● Set problem
Which lines in the material below contain the word "Decentraland"? Copy each of them.

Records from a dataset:
◆ ◆ ◆ ◆
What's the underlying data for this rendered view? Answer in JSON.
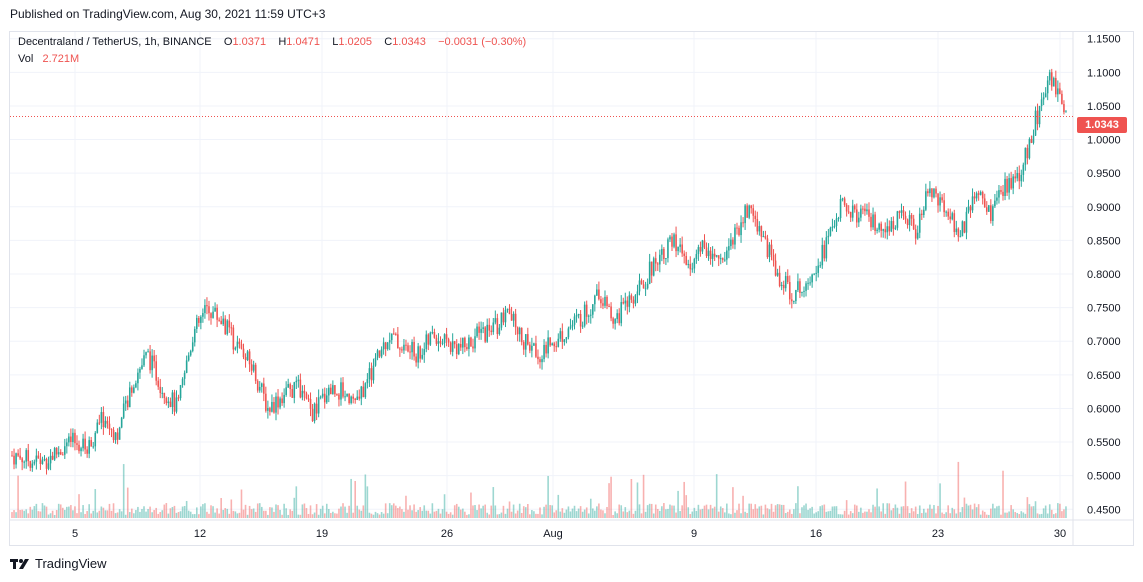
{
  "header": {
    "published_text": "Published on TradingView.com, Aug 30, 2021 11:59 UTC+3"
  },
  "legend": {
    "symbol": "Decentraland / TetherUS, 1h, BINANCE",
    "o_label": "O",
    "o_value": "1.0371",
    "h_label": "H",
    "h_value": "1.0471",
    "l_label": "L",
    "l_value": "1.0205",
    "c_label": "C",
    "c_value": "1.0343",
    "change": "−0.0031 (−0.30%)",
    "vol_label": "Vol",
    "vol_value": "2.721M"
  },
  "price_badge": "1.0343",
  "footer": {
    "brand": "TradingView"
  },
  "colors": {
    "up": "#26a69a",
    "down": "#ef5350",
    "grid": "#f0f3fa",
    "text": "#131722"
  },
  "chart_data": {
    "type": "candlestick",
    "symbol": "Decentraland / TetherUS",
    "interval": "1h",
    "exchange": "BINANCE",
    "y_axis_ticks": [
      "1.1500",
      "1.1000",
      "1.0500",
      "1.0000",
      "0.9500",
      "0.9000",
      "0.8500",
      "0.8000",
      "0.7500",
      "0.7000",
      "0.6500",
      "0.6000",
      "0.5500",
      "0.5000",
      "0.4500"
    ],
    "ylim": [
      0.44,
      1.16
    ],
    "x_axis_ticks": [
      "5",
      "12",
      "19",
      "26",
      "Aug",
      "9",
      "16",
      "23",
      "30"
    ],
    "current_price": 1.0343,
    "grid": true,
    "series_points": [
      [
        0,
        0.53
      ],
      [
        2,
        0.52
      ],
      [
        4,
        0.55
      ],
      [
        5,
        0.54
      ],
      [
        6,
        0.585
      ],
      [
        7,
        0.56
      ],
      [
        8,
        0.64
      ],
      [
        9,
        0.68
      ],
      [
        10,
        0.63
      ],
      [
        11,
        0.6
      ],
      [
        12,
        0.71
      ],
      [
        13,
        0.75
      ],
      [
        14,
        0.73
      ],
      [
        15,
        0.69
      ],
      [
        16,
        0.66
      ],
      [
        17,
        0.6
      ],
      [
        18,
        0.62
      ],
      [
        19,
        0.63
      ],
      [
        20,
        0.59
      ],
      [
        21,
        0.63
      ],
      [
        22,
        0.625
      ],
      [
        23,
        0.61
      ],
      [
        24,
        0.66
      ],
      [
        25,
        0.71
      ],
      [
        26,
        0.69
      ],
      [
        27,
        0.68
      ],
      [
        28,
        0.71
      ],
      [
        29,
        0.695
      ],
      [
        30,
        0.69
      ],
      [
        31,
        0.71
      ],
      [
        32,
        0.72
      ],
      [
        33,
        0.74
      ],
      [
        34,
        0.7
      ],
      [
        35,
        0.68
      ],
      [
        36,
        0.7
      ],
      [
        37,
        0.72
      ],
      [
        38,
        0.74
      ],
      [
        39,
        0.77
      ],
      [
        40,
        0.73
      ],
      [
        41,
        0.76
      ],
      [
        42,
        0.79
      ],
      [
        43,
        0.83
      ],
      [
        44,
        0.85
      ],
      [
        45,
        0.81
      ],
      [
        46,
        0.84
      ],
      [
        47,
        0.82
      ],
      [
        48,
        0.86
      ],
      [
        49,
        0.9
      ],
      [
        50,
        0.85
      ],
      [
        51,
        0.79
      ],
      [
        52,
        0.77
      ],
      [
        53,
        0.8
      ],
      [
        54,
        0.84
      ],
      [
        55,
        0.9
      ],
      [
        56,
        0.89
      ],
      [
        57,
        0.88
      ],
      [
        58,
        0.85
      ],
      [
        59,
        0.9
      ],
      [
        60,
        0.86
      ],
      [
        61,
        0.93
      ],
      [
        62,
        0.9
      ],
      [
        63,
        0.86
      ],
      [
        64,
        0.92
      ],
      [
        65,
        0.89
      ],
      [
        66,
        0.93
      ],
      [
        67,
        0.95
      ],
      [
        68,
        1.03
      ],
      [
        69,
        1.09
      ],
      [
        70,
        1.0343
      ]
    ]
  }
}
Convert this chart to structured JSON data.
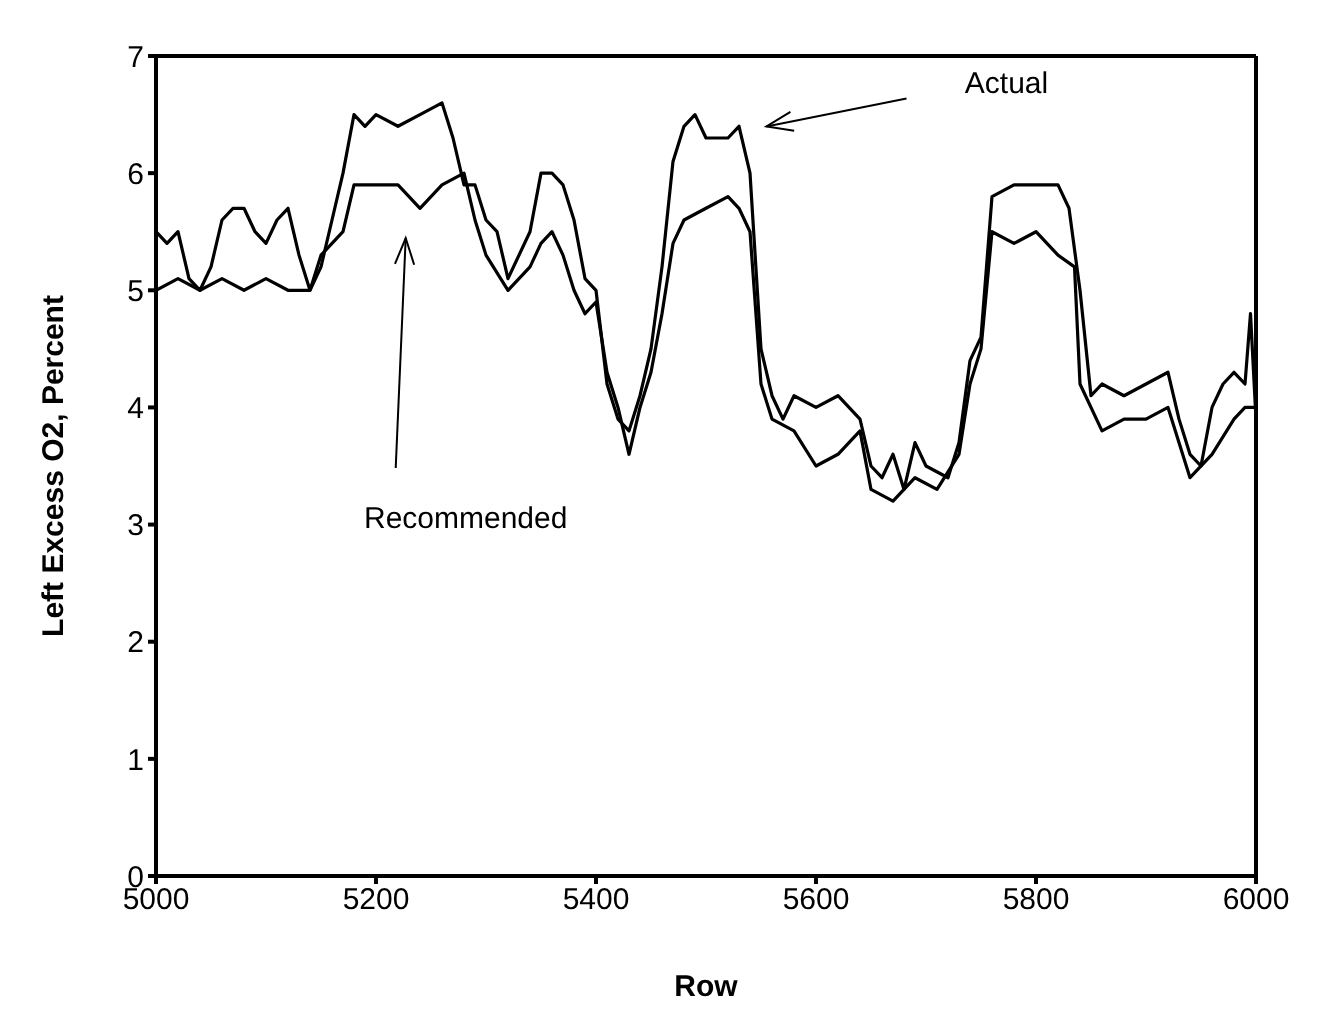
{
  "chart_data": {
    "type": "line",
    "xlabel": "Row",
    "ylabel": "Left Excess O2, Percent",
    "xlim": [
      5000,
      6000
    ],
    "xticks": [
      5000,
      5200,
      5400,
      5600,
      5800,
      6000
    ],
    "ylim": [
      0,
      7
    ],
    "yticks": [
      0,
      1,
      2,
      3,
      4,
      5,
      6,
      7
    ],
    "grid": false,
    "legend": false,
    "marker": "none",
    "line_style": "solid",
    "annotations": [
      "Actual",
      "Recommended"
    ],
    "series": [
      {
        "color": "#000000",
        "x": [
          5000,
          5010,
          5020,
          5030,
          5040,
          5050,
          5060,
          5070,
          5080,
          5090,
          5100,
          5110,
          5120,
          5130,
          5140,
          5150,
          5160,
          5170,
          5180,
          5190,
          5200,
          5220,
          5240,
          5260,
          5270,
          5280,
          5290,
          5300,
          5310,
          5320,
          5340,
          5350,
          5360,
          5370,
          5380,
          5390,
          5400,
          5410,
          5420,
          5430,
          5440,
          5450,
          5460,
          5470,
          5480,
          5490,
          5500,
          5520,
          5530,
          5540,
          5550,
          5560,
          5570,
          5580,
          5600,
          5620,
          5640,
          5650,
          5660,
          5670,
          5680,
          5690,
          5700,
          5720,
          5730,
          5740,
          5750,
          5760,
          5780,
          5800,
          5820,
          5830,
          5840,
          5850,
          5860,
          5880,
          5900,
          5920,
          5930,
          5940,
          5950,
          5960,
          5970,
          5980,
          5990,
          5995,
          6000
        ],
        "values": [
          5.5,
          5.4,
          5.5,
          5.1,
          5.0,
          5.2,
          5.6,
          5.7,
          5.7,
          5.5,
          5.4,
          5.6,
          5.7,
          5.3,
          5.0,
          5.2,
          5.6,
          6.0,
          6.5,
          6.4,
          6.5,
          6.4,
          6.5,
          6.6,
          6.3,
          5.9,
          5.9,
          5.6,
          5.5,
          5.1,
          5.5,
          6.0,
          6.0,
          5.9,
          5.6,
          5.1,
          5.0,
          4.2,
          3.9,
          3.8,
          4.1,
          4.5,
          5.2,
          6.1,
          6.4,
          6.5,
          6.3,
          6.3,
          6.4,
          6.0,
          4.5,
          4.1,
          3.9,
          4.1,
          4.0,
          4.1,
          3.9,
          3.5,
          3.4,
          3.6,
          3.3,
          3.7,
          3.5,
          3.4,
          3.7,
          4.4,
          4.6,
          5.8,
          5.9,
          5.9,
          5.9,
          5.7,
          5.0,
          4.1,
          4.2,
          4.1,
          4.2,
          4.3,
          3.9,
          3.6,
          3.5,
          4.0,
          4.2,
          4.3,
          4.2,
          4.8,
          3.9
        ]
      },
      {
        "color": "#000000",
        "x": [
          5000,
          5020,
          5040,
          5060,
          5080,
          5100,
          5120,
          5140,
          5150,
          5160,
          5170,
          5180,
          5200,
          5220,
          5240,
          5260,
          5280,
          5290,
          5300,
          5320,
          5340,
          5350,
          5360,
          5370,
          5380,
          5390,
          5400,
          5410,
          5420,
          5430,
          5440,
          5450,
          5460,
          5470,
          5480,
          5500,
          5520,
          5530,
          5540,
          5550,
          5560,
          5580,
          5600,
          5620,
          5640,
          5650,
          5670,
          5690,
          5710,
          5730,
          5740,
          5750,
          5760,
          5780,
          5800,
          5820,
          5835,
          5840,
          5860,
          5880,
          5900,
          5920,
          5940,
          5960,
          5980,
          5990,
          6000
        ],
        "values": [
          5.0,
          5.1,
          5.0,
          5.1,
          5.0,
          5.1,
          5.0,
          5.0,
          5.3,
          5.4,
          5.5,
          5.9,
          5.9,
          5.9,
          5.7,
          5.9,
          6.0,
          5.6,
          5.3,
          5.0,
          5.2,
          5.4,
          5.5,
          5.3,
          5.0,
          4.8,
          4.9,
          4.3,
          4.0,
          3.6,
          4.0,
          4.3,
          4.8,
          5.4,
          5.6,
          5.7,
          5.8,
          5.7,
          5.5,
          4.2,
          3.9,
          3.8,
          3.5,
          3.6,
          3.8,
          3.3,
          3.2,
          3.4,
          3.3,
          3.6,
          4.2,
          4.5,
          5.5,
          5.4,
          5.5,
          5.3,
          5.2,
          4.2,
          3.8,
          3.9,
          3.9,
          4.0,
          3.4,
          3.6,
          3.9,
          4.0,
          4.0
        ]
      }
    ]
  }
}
◆ ◆ ◆ ◆
● Finished task
    "symbol": "Decentraland / TetherUS, 1h, BINANCE",
    "symbol": "Decentraland / TetherUS",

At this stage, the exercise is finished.